Could you render the stretch from the start of the records through the line containing "bed-icon bbox=[264, 486, 279, 494]" as a JSON list of strings, with one string per line and blank lines omitted?

- [Data entries]
##########

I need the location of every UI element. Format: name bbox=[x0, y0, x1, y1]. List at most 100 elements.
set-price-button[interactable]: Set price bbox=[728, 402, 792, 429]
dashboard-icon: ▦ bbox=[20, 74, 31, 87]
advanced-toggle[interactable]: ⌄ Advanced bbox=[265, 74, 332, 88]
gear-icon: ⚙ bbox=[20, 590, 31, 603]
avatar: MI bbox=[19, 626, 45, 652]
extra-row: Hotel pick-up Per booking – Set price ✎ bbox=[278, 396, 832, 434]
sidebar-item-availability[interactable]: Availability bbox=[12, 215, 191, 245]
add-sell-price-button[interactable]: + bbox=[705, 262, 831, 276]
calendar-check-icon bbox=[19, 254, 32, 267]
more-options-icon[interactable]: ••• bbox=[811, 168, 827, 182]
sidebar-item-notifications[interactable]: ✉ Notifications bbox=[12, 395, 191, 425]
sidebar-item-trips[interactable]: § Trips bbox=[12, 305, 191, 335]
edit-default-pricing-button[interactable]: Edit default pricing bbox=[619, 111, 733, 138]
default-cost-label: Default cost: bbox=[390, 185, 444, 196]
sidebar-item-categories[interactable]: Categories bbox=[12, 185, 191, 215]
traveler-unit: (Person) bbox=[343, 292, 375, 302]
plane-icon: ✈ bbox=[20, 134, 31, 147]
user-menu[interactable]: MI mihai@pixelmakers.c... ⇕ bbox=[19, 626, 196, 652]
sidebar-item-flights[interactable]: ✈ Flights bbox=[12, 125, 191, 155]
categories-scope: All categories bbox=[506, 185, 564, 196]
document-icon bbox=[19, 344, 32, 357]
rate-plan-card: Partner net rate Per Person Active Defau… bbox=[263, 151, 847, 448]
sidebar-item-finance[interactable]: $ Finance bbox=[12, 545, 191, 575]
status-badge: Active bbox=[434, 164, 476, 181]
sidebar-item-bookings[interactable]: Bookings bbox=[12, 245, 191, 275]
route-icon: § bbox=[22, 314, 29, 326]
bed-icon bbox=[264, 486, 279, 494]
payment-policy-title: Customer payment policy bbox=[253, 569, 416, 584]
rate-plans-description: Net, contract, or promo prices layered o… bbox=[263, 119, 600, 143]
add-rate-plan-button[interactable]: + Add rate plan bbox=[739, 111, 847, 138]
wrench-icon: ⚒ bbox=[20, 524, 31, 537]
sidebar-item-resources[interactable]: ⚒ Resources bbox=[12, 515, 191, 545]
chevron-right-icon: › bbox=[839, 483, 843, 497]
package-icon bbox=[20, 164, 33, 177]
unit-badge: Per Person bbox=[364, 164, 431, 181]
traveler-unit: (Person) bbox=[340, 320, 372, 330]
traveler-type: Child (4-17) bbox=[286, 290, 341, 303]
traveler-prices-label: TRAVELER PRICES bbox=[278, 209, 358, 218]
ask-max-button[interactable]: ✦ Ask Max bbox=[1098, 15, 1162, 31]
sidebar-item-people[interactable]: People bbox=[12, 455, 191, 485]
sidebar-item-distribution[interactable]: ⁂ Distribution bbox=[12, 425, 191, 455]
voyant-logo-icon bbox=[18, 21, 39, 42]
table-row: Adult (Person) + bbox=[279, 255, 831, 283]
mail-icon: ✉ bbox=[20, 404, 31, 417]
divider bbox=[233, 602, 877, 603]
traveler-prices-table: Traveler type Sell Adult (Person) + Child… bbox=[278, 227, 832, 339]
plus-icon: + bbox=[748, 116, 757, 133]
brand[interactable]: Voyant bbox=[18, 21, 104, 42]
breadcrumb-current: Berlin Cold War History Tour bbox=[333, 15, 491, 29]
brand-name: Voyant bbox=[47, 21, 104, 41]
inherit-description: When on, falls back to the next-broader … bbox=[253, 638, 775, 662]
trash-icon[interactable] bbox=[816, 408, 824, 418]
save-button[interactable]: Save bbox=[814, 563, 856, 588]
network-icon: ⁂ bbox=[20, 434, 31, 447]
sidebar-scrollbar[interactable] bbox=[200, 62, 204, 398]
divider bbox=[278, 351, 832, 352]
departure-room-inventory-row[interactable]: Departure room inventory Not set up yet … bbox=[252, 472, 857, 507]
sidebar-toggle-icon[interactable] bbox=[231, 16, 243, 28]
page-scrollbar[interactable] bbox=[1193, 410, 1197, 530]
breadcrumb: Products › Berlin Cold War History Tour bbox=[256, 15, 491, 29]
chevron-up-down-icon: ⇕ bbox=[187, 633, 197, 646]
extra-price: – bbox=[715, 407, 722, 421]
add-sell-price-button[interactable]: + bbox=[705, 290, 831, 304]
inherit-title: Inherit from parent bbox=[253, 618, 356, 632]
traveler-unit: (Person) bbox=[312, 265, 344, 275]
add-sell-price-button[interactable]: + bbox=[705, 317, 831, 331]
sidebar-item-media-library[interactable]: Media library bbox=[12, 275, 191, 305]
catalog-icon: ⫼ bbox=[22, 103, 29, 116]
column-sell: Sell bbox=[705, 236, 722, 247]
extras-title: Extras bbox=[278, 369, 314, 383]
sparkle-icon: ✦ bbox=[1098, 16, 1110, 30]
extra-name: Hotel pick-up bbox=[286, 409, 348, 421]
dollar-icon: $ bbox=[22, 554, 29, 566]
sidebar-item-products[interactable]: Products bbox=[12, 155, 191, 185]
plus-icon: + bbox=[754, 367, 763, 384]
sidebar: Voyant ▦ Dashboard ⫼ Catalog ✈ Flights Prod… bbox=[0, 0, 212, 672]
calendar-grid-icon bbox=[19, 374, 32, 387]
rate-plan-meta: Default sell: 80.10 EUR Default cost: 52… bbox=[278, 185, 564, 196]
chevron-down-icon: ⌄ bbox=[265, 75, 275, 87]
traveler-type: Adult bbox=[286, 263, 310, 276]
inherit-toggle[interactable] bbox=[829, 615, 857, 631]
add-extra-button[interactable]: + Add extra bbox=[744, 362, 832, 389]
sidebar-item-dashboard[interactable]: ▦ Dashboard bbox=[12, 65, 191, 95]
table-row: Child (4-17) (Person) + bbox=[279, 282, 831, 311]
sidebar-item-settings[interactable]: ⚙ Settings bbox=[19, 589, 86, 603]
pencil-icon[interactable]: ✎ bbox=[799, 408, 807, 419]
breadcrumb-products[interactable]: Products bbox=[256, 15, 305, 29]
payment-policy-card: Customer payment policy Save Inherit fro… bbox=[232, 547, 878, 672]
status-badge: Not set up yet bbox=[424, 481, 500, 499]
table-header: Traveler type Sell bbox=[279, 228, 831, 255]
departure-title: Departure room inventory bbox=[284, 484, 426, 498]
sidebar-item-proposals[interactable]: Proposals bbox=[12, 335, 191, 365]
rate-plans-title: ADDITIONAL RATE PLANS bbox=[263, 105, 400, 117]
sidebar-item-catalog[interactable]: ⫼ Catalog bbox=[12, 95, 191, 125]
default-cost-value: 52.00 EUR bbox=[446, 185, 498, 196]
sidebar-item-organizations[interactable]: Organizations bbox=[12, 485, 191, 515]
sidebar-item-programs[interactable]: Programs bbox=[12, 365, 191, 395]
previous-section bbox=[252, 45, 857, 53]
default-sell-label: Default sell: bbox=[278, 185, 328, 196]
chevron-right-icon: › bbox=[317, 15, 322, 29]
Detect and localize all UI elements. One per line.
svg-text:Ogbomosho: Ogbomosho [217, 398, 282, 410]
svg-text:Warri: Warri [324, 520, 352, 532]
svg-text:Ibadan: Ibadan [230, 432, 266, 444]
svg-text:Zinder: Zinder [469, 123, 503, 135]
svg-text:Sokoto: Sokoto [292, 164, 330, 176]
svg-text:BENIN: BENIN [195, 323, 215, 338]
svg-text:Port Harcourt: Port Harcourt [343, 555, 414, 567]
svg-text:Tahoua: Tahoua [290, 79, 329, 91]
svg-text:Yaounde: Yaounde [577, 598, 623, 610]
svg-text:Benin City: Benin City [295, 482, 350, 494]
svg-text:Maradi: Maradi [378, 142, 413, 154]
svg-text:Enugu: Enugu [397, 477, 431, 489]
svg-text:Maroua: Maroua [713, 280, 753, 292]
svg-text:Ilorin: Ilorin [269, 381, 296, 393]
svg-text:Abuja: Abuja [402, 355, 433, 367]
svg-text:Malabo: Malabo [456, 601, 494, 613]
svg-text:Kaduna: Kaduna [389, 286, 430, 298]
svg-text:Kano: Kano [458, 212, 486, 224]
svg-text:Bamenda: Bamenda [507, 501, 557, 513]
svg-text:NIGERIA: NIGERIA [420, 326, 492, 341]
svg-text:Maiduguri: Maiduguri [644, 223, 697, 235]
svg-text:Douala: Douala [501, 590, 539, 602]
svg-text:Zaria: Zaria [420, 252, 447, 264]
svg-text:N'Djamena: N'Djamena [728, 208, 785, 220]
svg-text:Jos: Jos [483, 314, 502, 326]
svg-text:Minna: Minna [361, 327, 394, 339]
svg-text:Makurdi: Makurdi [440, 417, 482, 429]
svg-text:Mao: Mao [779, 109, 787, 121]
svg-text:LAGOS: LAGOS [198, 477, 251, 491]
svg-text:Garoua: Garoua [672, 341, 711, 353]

##########

- [Expected output]
[
  "I need the location of every UI element. Format: name bbox=[x0, y0, x1, y1]. List at most 100 elements.",
  "set-price-button[interactable]: Set price bbox=[728, 402, 792, 429]",
  "dashboard-icon: ▦ bbox=[20, 74, 31, 87]",
  "advanced-toggle[interactable]: ⌄ Advanced bbox=[265, 74, 332, 88]",
  "gear-icon: ⚙ bbox=[20, 590, 31, 603]",
  "avatar: MI bbox=[19, 626, 45, 652]",
  "extra-row: Hotel pick-up Per booking – Set price ✎ bbox=[278, 396, 832, 434]",
  "sidebar-item-availability[interactable]: Availability bbox=[12, 215, 191, 245]",
  "add-sell-price-button[interactable]: + bbox=[705, 262, 831, 276]",
  "calendar-check-icon bbox=[19, 254, 32, 267]",
  "more-options-icon[interactable]: ••• bbox=[811, 168, 827, 182]",
  "sidebar-item-notifications[interactable]: ✉ Notifications bbox=[12, 395, 191, 425]",
  "sidebar-item-trips[interactable]: § Trips bbox=[12, 305, 191, 335]",
  "edit-default-pricing-button[interactable]: Edit default pricing bbox=[619, 111, 733, 138]",
  "default-cost-label: Default cost: bbox=[390, 185, 444, 196]",
  "sidebar-item-categories[interactable]: Categories bbox=[12, 185, 191, 215]",
  "traveler-unit: (Person) bbox=[343, 292, 375, 302]",
  "plane-icon: ✈ bbox=[20, 134, 31, 147]",
  "user-menu[interactable]: MI mihai@pixelmakers.c... ⇕ bbox=[19, 626, 196, 652]",
  "sidebar-item-flights[interactable]: ✈ Flights bbox=[12, 125, 191, 155]",
  "categories-scope: All categories bbox=[506, 185, 564, 196]",
  "document-icon bbox=[19, 344, 32, 357]",
  "rate-plan-card: Partner net rate Per Person Active Defau… bbox=[263, 151, 847, 448]",
  "sidebar-item-finance[interactable]: $ Finance bbox=[12, 545, 191, 575]",
  "status-badge: Active bbox=[434, 164, 476, 181]",
  "sidebar-item-bookings[interactable]: Bookings bbox=[12, 245, 191, 275]",
  "route-icon: § bbox=[22, 314, 29, 326]",
  "bed-icon bbox=[264, 486, 279, 494]"
]